--- start INPUT DATA ---
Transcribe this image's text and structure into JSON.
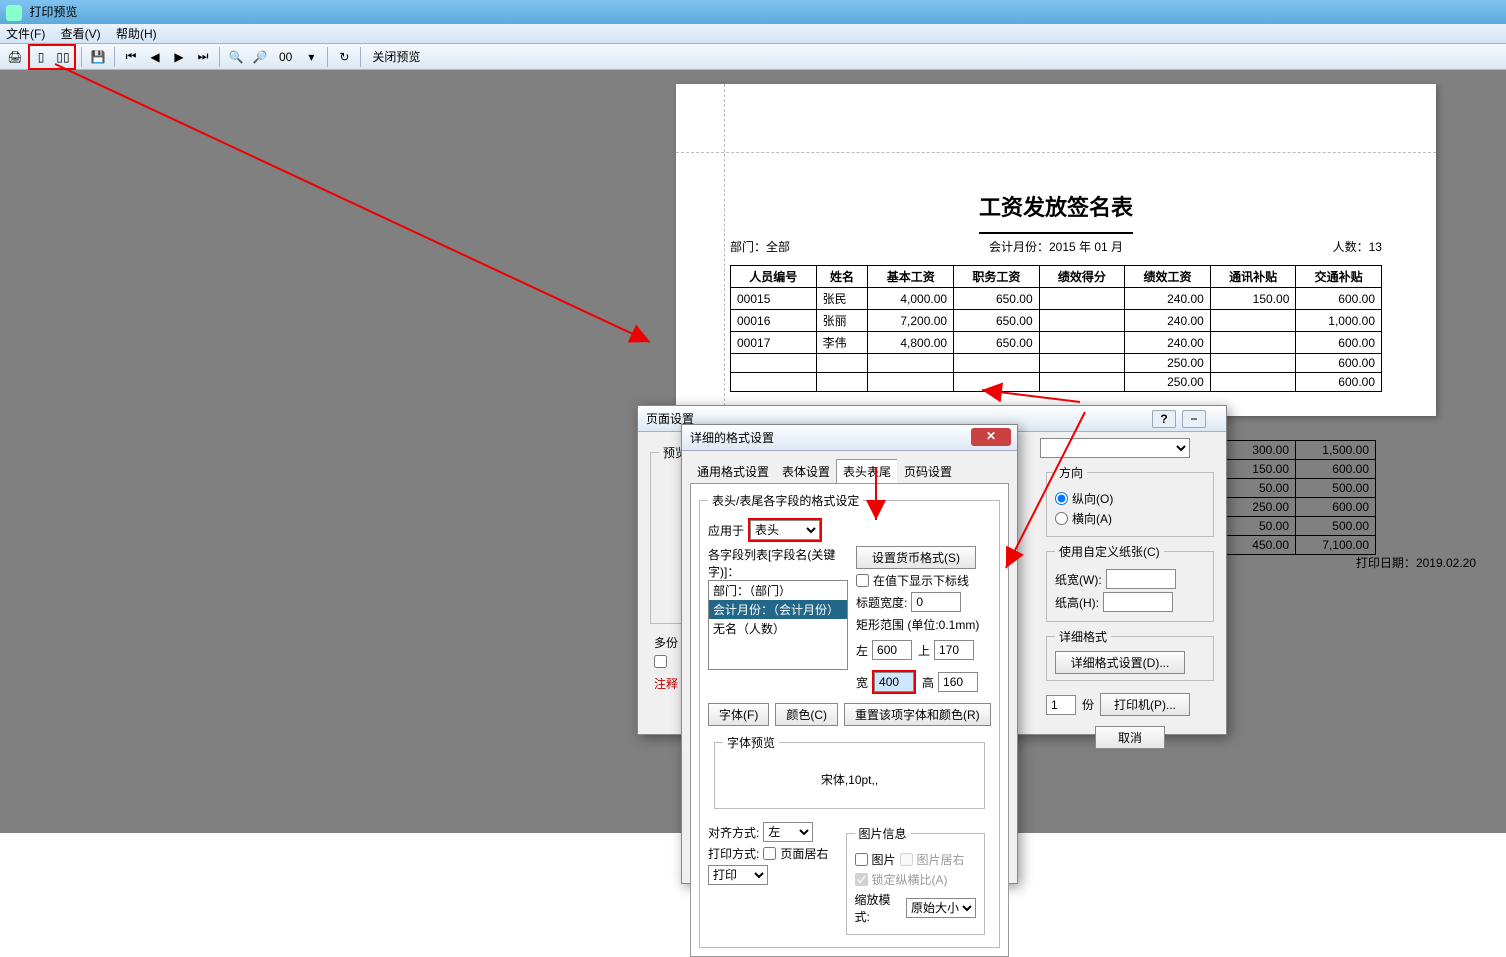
{
  "window": {
    "title": "打印预览"
  },
  "menu": {
    "file": "文件(F)",
    "view": "查看(V)",
    "help": "帮助(H)"
  },
  "toolbar": {
    "zoom_text": "00",
    "close_preview": "关闭预览"
  },
  "doc": {
    "title": "工资发放签名表",
    "dept_label": "部门：",
    "dept_value": "全部",
    "period_label": "会计月份：",
    "period_value": "2015 年 01 月",
    "count_label": "人数：",
    "count_value": "13",
    "print_date_label": "打印日期：",
    "print_date_value": "2019.02.20",
    "columns": [
      "人员编号",
      "姓名",
      "基本工资",
      "职务工资",
      "绩效得分",
      "绩效工资",
      "通讯补贴",
      "交通补贴"
    ],
    "rows": [
      {
        "id": "00015",
        "name": "张民",
        "base": "4,000.00",
        "duty": "650.00",
        "score": "",
        "perf": "240.00",
        "comm": "150.00",
        "trans": "600.00"
      },
      {
        "id": "00016",
        "name": "张丽",
        "base": "7,200.00",
        "duty": "650.00",
        "score": "",
        "perf": "240.00",
        "comm": "",
        "trans": "1,000.00"
      },
      {
        "id": "00017",
        "name": "李伟",
        "base": "4,800.00",
        "duty": "650.00",
        "score": "",
        "perf": "240.00",
        "comm": "",
        "trans": "600.00"
      },
      {
        "id": "",
        "name": "",
        "base": "",
        "duty": "",
        "score": "",
        "perf": "250.00",
        "comm": "",
        "trans": "600.00"
      },
      {
        "id": "",
        "name": "",
        "base": "",
        "duty": "",
        "score": "",
        "perf": "250.00",
        "comm": "",
        "trans": "600.00"
      }
    ],
    "extra_right_rows": [
      [
        "300.00",
        "1,500.00"
      ],
      [
        "150.00",
        "600.00"
      ],
      [
        "50.00",
        "500.00"
      ],
      [
        "250.00",
        "600.00"
      ],
      [
        "50.00",
        "500.00"
      ],
      [
        "450.00",
        "7,100.00"
      ]
    ]
  },
  "page_setup": {
    "title": "页面设置",
    "preview_group": "预览",
    "multi_label": "多份",
    "note_prefix": "注释",
    "direction_group": "方向",
    "portrait": "纵向(O)",
    "landscape": "横向(A)",
    "custom_paper_group": "使用自定义纸张(C)",
    "paper_w": "纸宽(W):",
    "paper_h": "纸高(H):",
    "detail_group": "详细格式",
    "detail_btn": "详细格式设置(D)...",
    "copies_value": "1",
    "copies_unit": "份",
    "printer_btn": "打印机(P)...",
    "cancel": "取消",
    "help": "?",
    "min": "⎯"
  },
  "detail": {
    "title": "详细的格式设置",
    "tab1": "通用格式设置",
    "tab2": "表体设置",
    "tab3": "表头表尾",
    "tab4": "页码设置",
    "header_footer_fields": "表头/表尾各字段的格式设定",
    "apply_to": "应用于",
    "apply_to_value": "表头",
    "field_list_label": "各字段列表[字段名(关键字)]：",
    "currency_btn": "设置货币格式(S)",
    "list_item1": "部门：（部门）",
    "list_item2": "会计月份：（会计月份）",
    "list_item3": "无名（人数）",
    "underline": "在值下显示下标线",
    "title_width": "标题宽度:",
    "title_width_value": "0",
    "rect_range": "矩形范围 (单位:0.1mm)",
    "left": "左",
    "left_value": "600",
    "top": "上",
    "top_value": "170",
    "width": "宽",
    "width_value": "400",
    "height": "高",
    "height_value": "160",
    "font_btn": "字体(F)",
    "color_btn": "颜色(C)",
    "reset_btn": "重置该项字体和颜色(R)",
    "font_preview_group": "字体预览",
    "font_preview_text": "宋体,10pt,,",
    "align_label": "对齐方式:",
    "align_value": "左",
    "print_mode_label": "打印方式:",
    "page_center": "页面居右",
    "print_opt": "打印",
    "image_group": "图片信息",
    "image_chk": "图片",
    "image_right": "图片居右",
    "lock_ratio": "锁定纵横比(A)",
    "zoom_mode": "缩放模式:",
    "zoom_value": "原始大小"
  }
}
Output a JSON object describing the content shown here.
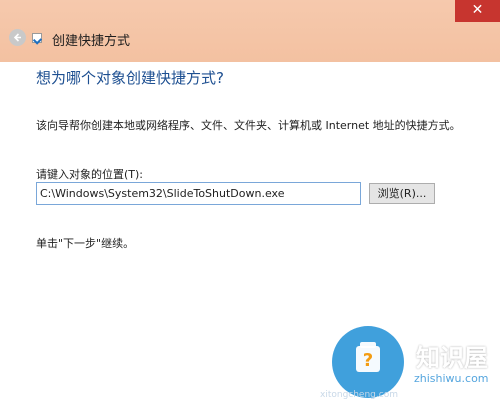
--- end INPUT DATA ---
GIVEN PROBLEM:
Set the pictures aside and transcribe the data above exactly.

FINISHED EXERCISE:
Transcribe this image's text and structure into JSON.
{
  "window": {
    "title": "打印预览"
  },
  "menu": {
    "file": "文件(F)",
    "view": "查看(V)",
    "help": "帮助(H)"
  },
  "toolbar": {
    "zoom_text": "00",
    "close_preview": "关闭预览"
  },
  "doc": {
    "title": "工资发放签名表",
    "dept_label": "部门：",
    "dept_value": "全部",
    "period_label": "会计月份：",
    "period_value": "2015 年 01 月",
    "count_label": "人数：",
    "count_value": "13",
    "print_date_label": "打印日期：",
    "print_date_value": "2019.02.20",
    "columns": [
      "人员编号",
      "姓名",
      "基本工资",
      "职务工资",
      "绩效得分",
      "绩效工资",
      "通讯补贴",
      "交通补贴"
    ],
    "rows": [
      {
        "id": "00015",
        "name": "张民",
        "base": "4,000.00",
        "duty": "650.00",
        "score": "",
        "perf": "240.00",
        "comm": "150.00",
        "trans": "600.00"
      },
      {
        "id": "00016",
        "name": "张丽",
        "base": "7,200.00",
        "duty": "650.00",
        "score": "",
        "perf": "240.00",
        "comm": "",
        "trans": "1,000.00"
      },
      {
        "id": "00017",
        "name": "李伟",
        "base": "4,800.00",
        "duty": "650.00",
        "score": "",
        "perf": "240.00",
        "comm": "",
        "trans": "600.00"
      },
      {
        "id": "",
        "name": "",
        "base": "",
        "duty": "",
        "score": "",
        "perf": "250.00",
        "comm": "",
        "trans": "600.00"
      },
      {
        "id": "",
        "name": "",
        "base": "",
        "duty": "",
        "score": "",
        "perf": "250.00",
        "comm": "",
        "trans": "600.00"
      }
    ],
    "extra_right_rows": [
      [
        "300.00",
        "1,500.00"
      ],
      [
        "150.00",
        "600.00"
      ],
      [
        "50.00",
        "500.00"
      ],
      [
        "250.00",
        "600.00"
      ],
      [
        "50.00",
        "500.00"
      ],
      [
        "450.00",
        "7,100.00"
      ]
    ]
  },
  "page_setup": {
    "title": "页面设置",
    "preview_group": "预览",
    "multi_label": "多份",
    "note_prefix": "注释",
    "direction_group": "方向",
    "portrait": "纵向(O)",
    "landscape": "横向(A)",
    "custom_paper_group": "使用自定义纸张(C)",
    "paper_w": "纸宽(W):",
    "paper_h": "纸高(H):",
    "detail_group": "详细格式",
    "detail_btn": "详细格式设置(D)...",
    "copies_value": "1",
    "copies_unit": "份",
    "printer_btn": "打印机(P)...",
    "cancel": "取消",
    "help": "?",
    "min": "⎯"
  },
  "detail": {
    "title": "详细的格式设置",
    "tab1": "通用格式设置",
    "tab2": "表体设置",
    "tab3": "表头表尾",
    "tab4": "页码设置",
    "header_footer_fields": "表头/表尾各字段的格式设定",
    "apply_to": "应用于",
    "apply_to_value": "表头",
    "field_list_label": "各字段列表[字段名(关键字)]：",
    "currency_btn": "设置货币格式(S)",
    "list_item1": "部门：（部门）",
    "list_item2": "会计月份：（会计月份）",
    "list_item3": "无名（人数）",
    "underline": "在值下显示下标线",
    "title_width": "标题宽度:",
    "title_width_value": "0",
    "rect_range": "矩形范围 (单位:0.1mm)",
    "left": "左",
    "left_value": "600",
    "top": "上",
    "top_value": "170",
    "width": "宽",
    "width_value": "400",
    "height": "高",
    "height_value": "160",
    "font_btn": "字体(F)",
    "color_btn": "颜色(C)",
    "reset_btn": "重置该项字体和颜色(R)",
    "font_preview_group": "字体预览",
    "font_preview_text": "宋体,10pt,,",
    "align_label": "对齐方式:",
    "align_value": "左",
    "print_mode_label": "打印方式:",
    "page_center": "页面居右",
    "print_opt": "打印",
    "image_group": "图片信息",
    "image_chk": "图片",
    "image_right": "图片居右",
    "lock_ratio": "锁定纵横比(A)",
    "zoom_mode": "缩放模式:",
    "zoom_value": "原始大小"
  }
}
Output a JSON object describing the content shown here.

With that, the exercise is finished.